● What the exercise asks:
Show every line that has the string "title" in it.

Data listing:
[BEGIN]

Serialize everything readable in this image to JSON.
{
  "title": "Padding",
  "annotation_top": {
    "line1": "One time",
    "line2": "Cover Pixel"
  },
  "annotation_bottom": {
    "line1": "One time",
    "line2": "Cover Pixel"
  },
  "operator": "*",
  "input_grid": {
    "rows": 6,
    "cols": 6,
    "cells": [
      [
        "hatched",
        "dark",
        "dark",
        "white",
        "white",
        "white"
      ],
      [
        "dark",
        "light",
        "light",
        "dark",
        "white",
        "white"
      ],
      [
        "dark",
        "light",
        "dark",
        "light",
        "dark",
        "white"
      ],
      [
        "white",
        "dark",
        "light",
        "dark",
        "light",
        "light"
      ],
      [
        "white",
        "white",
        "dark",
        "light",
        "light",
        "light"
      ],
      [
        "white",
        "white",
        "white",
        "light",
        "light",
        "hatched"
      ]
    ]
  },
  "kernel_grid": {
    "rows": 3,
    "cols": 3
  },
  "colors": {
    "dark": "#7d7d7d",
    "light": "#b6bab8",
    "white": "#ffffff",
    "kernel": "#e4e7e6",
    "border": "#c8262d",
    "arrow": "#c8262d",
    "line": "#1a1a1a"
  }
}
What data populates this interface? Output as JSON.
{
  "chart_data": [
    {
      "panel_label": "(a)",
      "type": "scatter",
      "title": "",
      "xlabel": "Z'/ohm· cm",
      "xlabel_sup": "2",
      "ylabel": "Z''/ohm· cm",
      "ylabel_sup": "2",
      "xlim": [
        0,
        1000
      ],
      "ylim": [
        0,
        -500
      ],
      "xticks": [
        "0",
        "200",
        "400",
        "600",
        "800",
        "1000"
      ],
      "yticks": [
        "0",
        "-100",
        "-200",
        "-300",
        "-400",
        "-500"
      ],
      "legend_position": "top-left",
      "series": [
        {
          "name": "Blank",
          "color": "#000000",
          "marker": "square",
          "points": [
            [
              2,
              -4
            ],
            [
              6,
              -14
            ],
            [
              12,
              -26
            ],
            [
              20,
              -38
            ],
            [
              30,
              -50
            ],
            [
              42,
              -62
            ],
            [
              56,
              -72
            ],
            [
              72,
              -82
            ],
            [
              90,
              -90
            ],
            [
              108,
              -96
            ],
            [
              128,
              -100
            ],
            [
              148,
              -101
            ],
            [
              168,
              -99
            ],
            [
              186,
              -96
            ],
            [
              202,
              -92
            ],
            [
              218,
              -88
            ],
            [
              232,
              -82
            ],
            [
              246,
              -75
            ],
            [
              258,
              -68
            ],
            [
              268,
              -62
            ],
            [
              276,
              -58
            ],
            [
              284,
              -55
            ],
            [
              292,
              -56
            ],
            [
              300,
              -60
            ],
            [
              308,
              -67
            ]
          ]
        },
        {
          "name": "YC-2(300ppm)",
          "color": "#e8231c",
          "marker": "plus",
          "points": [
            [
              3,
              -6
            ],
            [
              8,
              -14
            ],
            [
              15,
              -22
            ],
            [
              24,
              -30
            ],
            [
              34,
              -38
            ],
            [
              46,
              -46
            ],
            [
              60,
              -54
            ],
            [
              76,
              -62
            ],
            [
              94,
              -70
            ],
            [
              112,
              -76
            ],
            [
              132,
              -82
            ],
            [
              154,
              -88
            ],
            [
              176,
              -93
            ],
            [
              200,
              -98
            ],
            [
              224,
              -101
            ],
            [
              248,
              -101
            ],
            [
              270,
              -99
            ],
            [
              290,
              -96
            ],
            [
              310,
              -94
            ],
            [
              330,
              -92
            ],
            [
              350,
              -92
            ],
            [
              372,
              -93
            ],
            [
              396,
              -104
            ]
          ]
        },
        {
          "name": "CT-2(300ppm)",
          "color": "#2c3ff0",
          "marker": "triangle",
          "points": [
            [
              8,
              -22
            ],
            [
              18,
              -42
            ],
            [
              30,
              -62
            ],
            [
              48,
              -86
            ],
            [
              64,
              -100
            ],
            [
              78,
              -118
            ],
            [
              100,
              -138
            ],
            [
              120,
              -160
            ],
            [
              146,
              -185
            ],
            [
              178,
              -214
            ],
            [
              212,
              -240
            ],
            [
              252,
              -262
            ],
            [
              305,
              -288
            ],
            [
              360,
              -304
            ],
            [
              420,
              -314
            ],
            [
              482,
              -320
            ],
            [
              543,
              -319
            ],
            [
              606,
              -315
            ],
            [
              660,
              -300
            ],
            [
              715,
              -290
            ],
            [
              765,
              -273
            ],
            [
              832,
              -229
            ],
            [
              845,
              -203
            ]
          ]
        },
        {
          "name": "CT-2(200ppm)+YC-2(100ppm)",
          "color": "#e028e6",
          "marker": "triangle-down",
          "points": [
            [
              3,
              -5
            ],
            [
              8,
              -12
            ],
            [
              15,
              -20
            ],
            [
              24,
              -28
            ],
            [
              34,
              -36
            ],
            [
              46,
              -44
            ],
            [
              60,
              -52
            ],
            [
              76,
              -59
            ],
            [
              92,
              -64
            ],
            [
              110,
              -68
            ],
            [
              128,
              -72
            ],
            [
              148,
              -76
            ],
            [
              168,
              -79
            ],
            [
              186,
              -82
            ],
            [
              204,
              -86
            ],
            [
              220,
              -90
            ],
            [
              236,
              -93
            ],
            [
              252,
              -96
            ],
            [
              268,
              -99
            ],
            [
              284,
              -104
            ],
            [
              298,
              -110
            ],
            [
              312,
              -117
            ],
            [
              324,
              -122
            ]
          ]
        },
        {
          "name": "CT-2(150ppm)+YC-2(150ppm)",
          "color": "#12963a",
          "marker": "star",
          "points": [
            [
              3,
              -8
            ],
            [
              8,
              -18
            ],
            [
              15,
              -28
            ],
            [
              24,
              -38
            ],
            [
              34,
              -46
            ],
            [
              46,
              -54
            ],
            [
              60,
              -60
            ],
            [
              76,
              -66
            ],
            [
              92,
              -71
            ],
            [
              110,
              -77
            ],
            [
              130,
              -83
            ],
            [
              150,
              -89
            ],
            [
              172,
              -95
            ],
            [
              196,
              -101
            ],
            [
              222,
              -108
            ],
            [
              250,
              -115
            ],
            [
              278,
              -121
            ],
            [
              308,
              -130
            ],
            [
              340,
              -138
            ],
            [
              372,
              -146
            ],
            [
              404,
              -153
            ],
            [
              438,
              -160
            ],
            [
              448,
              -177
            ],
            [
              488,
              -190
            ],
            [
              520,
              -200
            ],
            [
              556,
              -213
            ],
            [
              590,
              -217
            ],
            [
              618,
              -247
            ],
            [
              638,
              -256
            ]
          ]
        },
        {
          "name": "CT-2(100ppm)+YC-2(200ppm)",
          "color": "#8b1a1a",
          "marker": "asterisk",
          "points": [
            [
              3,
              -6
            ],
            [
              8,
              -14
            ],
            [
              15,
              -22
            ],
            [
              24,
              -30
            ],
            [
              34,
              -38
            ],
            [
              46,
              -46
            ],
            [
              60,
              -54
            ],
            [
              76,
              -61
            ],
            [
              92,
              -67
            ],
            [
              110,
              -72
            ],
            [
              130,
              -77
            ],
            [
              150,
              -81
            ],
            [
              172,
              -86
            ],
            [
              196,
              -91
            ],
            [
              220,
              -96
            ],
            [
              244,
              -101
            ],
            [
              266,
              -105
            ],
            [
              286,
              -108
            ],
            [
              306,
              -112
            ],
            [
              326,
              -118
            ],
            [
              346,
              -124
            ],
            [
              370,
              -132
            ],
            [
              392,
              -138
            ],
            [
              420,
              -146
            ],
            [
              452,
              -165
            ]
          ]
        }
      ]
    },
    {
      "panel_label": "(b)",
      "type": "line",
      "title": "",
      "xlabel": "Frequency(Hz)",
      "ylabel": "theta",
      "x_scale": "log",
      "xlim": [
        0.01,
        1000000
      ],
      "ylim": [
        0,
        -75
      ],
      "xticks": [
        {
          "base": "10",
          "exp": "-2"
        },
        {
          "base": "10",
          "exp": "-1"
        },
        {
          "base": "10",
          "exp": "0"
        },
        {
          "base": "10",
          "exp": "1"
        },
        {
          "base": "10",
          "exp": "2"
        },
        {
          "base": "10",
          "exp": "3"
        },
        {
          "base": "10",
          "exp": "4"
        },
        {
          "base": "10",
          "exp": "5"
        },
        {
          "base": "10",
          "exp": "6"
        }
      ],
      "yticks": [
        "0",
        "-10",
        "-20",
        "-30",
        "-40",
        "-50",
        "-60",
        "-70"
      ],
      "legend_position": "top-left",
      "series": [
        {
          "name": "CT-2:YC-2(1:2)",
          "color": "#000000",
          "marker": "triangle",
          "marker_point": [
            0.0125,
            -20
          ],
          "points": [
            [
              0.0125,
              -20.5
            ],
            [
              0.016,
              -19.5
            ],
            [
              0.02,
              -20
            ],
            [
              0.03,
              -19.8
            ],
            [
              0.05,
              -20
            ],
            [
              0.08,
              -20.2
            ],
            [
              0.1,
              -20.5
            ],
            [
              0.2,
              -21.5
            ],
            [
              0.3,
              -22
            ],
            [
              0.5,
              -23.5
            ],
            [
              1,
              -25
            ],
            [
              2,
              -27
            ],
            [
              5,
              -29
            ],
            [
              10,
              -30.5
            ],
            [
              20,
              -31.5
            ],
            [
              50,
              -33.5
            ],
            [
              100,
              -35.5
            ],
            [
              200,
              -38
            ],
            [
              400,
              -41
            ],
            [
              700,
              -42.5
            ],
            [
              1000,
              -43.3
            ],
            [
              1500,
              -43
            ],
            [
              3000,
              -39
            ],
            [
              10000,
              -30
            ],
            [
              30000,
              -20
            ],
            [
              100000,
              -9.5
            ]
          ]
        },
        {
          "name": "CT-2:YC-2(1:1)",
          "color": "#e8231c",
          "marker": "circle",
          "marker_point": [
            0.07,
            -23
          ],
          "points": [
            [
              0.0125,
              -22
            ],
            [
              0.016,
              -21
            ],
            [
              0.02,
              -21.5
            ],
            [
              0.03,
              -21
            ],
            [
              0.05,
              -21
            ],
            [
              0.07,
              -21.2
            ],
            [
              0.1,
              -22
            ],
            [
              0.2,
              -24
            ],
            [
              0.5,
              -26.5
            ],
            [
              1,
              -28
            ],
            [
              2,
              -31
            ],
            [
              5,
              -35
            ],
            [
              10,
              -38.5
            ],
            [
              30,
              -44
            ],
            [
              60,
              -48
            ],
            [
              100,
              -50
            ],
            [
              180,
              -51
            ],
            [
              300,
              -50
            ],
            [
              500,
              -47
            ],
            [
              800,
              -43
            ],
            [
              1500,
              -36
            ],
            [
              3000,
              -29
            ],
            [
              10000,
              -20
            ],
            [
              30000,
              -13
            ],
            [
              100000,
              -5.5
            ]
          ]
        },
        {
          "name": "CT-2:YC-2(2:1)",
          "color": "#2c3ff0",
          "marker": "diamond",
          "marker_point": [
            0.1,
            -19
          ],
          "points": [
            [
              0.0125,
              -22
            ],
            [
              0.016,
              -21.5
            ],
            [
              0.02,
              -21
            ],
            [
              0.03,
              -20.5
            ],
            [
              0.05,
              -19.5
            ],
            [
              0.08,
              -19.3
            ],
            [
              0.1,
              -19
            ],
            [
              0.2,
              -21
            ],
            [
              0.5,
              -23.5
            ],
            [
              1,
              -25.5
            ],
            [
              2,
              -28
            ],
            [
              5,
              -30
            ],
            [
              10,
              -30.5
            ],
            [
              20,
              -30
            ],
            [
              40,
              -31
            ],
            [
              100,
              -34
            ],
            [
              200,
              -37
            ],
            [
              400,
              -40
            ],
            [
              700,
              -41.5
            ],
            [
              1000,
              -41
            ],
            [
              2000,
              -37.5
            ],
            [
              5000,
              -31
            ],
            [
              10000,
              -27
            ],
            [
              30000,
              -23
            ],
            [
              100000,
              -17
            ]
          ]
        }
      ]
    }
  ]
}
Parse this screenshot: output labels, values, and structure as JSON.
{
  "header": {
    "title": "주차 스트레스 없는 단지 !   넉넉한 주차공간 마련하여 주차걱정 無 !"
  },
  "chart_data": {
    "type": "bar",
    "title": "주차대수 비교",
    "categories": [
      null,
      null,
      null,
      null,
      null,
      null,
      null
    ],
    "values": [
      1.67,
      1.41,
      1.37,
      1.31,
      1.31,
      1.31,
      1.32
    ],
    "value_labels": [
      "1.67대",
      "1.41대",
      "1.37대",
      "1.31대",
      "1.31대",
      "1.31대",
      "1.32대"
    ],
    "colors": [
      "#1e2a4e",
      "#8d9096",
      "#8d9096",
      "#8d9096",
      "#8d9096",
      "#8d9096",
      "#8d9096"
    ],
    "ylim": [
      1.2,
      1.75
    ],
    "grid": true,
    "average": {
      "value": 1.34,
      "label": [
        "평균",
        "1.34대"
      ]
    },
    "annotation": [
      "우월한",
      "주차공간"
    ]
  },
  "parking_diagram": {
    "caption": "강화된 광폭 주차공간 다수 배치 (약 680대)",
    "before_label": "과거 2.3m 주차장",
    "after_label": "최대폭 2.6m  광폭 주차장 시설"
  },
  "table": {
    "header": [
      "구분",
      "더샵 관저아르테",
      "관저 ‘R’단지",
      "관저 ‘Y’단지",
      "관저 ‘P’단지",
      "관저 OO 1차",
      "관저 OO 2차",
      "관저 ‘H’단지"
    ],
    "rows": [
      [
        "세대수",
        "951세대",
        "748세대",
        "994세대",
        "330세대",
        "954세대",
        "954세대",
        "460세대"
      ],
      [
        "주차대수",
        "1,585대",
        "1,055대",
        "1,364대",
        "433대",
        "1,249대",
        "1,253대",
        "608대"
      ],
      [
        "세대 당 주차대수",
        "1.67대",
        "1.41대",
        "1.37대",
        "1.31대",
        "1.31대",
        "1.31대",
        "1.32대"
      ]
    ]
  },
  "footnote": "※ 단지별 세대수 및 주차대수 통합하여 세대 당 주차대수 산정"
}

[END]

● Worked answer:
  "title": "Padding",
      "title": "",
      "title": "",
    "title": "주차 스트레스 없는 단지 !   넉넉한 주차공간 마련하여 주차걱정 無 !"
    "title": "주차대수 비교",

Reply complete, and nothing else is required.